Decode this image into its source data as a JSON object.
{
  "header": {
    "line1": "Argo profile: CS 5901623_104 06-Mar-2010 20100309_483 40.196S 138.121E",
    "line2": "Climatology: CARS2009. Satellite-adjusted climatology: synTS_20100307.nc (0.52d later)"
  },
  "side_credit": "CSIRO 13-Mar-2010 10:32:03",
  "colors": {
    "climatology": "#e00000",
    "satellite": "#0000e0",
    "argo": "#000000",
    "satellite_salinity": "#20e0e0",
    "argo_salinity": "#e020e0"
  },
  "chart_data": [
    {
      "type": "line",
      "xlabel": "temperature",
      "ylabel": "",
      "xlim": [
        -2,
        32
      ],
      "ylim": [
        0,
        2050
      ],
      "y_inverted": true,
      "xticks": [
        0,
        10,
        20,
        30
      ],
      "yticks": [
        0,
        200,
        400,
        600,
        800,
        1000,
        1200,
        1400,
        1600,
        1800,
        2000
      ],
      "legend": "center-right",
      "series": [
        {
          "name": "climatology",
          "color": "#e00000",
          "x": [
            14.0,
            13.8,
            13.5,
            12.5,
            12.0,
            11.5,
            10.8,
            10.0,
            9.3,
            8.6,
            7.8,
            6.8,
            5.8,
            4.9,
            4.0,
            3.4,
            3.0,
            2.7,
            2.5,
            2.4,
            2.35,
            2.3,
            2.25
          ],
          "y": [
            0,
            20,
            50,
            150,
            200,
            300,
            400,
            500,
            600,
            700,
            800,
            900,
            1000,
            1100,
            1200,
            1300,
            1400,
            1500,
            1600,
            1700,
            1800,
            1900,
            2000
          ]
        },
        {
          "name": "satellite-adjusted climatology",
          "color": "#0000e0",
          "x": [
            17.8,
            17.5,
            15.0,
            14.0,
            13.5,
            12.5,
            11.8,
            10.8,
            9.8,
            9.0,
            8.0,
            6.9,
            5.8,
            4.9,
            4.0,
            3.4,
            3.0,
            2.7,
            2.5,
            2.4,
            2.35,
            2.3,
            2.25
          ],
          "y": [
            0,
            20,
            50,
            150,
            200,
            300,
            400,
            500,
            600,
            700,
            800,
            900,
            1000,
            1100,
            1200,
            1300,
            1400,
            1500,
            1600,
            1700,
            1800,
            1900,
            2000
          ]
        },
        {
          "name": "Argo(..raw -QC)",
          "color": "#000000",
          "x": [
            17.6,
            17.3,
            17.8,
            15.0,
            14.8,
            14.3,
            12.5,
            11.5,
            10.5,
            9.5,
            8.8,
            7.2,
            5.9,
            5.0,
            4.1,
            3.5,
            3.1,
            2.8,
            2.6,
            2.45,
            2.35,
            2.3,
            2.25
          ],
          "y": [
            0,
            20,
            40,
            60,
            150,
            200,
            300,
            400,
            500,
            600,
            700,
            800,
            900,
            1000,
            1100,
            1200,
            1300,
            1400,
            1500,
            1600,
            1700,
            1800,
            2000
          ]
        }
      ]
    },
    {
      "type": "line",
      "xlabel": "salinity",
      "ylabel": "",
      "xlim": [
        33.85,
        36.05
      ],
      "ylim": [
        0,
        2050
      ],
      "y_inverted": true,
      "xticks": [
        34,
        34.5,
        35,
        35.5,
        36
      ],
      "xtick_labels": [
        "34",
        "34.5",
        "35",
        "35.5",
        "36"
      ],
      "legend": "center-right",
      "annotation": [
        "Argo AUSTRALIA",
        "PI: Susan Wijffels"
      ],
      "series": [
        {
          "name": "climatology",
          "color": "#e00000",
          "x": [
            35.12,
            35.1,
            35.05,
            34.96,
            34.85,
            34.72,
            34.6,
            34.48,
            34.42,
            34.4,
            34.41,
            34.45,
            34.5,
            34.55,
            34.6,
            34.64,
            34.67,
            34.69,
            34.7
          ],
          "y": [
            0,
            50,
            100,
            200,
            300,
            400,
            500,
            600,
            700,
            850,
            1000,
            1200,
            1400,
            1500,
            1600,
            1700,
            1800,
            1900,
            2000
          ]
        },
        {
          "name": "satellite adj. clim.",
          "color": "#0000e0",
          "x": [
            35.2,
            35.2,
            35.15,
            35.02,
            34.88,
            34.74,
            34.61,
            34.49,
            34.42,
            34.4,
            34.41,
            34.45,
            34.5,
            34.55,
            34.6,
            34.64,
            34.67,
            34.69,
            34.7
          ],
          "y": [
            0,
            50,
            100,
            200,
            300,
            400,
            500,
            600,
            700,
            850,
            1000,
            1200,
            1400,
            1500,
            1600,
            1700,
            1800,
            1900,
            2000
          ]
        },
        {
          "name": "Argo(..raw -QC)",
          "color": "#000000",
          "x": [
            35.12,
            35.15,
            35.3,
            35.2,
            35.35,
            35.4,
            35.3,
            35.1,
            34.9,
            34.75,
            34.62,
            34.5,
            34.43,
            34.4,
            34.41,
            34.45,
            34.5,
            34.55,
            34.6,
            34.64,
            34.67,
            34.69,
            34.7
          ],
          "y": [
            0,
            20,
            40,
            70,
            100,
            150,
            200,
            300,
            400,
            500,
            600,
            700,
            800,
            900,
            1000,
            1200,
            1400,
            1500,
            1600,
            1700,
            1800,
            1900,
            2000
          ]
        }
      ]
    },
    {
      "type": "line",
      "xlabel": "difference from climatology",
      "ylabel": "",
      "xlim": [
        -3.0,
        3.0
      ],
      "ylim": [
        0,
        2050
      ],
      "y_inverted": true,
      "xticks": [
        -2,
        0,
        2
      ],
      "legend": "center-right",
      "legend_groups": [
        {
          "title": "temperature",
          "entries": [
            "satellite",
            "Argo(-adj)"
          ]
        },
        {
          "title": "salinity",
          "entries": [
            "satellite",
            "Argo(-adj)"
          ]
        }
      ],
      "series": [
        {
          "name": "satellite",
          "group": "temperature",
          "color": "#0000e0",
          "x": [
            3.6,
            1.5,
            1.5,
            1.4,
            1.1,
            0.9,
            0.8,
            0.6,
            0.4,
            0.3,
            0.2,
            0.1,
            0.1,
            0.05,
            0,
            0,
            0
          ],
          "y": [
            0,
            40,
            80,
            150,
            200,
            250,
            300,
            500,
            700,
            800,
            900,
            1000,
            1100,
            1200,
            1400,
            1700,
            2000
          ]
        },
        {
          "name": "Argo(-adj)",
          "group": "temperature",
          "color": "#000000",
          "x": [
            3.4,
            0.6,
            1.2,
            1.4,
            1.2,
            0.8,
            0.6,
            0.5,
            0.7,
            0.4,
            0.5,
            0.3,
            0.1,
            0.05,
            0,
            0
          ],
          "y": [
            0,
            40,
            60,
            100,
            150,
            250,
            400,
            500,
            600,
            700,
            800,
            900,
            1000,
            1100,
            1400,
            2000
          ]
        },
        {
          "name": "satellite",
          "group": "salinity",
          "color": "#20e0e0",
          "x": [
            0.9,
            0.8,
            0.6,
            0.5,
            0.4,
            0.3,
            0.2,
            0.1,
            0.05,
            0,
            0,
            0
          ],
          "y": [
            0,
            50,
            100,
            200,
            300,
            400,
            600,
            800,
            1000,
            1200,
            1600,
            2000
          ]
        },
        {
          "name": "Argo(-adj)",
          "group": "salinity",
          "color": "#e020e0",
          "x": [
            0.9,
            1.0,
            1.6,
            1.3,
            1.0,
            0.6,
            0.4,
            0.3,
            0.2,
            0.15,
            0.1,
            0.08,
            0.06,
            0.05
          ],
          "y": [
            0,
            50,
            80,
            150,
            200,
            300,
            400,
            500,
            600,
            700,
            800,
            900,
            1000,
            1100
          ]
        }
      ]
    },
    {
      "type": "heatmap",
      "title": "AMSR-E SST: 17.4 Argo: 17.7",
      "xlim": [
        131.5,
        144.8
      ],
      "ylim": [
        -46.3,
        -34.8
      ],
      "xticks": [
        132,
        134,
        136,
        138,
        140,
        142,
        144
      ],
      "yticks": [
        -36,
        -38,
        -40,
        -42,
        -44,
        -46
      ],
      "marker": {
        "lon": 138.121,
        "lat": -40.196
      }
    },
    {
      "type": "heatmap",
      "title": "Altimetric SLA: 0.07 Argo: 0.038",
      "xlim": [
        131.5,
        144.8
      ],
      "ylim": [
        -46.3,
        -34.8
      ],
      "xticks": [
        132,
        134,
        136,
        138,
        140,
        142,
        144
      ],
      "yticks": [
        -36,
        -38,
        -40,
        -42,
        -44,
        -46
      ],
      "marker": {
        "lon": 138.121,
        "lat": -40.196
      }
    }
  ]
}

---+---

• **Written exercise**
Pull out every line containing "adjusted".

• **Exercise output**
    "line2": "Climatology: CARS2009. Satellite-adjusted climatology: synTS_20100307.nc (0.52d later)"
          "name": "satellite-adjusted climatology",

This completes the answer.